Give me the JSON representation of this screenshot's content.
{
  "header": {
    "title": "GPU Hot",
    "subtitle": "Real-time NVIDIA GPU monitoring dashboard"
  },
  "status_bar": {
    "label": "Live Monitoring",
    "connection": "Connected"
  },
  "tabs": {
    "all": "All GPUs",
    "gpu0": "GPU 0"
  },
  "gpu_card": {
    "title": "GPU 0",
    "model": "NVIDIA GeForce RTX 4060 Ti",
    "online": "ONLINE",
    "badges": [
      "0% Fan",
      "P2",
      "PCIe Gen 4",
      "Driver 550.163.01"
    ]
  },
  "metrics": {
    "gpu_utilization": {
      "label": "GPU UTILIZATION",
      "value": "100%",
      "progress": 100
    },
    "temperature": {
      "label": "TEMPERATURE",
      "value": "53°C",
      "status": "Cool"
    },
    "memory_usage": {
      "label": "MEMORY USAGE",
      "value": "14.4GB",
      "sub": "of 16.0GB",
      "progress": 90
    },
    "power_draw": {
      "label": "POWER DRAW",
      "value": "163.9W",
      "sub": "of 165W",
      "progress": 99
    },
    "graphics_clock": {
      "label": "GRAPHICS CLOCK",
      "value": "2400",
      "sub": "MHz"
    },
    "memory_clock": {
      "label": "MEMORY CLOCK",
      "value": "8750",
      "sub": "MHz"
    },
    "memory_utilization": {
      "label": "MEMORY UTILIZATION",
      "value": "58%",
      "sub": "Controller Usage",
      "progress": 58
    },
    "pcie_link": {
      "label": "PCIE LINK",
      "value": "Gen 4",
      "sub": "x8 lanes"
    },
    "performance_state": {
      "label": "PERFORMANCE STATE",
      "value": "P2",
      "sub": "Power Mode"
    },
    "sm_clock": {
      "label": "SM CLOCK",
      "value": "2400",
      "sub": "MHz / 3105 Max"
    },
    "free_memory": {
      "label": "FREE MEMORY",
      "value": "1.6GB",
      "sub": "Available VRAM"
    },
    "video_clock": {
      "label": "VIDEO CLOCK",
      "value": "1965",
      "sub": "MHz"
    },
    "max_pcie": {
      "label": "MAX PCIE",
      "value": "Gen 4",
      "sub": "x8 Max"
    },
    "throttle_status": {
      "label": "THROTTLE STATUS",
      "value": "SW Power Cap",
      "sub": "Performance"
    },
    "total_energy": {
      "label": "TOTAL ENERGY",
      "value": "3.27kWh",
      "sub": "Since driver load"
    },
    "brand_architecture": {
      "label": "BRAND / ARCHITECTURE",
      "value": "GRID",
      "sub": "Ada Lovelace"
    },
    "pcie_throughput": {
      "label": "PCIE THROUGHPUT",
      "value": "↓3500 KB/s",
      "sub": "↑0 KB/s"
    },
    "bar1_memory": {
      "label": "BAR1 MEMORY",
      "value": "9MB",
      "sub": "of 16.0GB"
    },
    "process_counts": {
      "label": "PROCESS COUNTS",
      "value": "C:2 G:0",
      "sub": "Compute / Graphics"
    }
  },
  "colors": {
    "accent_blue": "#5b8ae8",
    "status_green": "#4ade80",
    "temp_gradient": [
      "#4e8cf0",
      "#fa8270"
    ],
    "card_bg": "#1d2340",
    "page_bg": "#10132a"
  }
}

Aim
Give the entries once more, exactly as they appear.

Finished task
Give me the JSON representation of this screenshot's content.
{
  "header": {
    "title": "GPU Hot",
    "subtitle": "Real-time NVIDIA GPU monitoring dashboard"
  },
  "status_bar": {
    "label": "Live Monitoring",
    "connection": "Connected"
  },
  "tabs": {
    "all": "All GPUs",
    "gpu0": "GPU 0"
  },
  "gpu_card": {
    "title": "GPU 0",
    "model": "NVIDIA GeForce RTX 4060 Ti",
    "online": "ONLINE",
    "badges": [
      "0% Fan",
      "P2",
      "PCIe Gen 4",
      "Driver 550.163.01"
    ]
  },
  "metrics": {
    "gpu_utilization": {
      "label": "GPU UTILIZATION",
      "value": "100%",
      "progress": 100
    },
    "temperature": {
      "label": "TEMPERATURE",
      "value": "53°C",
      "status": "Cool"
    },
    "memory_usage": {
      "label": "MEMORY USAGE",
      "value": "14.4GB",
      "sub": "of 16.0GB",
      "progress": 90
    },
    "power_draw": {
      "label": "POWER DRAW",
      "value": "163.9W",
      "sub": "of 165W",
      "progress": 99
    },
    "graphics_clock": {
      "label": "GRAPHICS CLOCK",
      "value": "2400",
      "sub": "MHz"
    },
    "memory_clock": {
      "label": "MEMORY CLOCK",
      "value": "8750",
      "sub": "MHz"
    },
    "memory_utilization": {
      "label": "MEMORY UTILIZATION",
      "value": "58%",
      "sub": "Controller Usage",
      "progress": 58
    },
    "pcie_link": {
      "label": "PCIE LINK",
      "value": "Gen 4",
      "sub": "x8 lanes"
    },
    "performance_state": {
      "label": "PERFORMANCE STATE",
      "value": "P2",
      "sub": "Power Mode"
    },
    "sm_clock": {
      "label": "SM CLOCK",
      "value": "2400",
      "sub": "MHz / 3105 Max"
    },
    "free_memory": {
      "label": "FREE MEMORY",
      "value": "1.6GB",
      "sub": "Available VRAM"
    },
    "video_clock": {
      "label": "VIDEO CLOCK",
      "value": "1965",
      "sub": "MHz"
    },
    "max_pcie": {
      "label": "MAX PCIE",
      "value": "Gen 4",
      "sub": "x8 Max"
    },
    "throttle_status": {
      "label": "THROTTLE STATUS",
      "value": "SW Power Cap",
      "sub": "Performance"
    },
    "total_energy": {
      "label": "TOTAL ENERGY",
      "value": "3.27kWh",
      "sub": "Since driver load"
    },
    "brand_architecture": {
      "label": "BRAND / ARCHITECTURE",
      "value": "GRID",
      "sub": "Ada Lovelace"
    },
    "pcie_throughput": {
      "label": "PCIE THROUGHPUT",
      "value": "↓3500 KB/s",
      "sub": "↑0 KB/s"
    },
    "bar1_memory": {
      "label": "BAR1 MEMORY",
      "value": "9MB",
      "sub": "of 16.0GB"
    },
    "process_counts": {
      "label": "PROCESS COUNTS",
      "value": "C:2 G:0",
      "sub": "Compute / Graphics"
    }
  },
  "colors": {
    "accent_blue": "#5b8ae8",
    "status_green": "#4ade80",
    "temp_gradient": [
      "#4e8cf0",
      "#fa8270"
    ],
    "card_bg": "#1d2340",
    "page_bg": "#10132a"
  }
}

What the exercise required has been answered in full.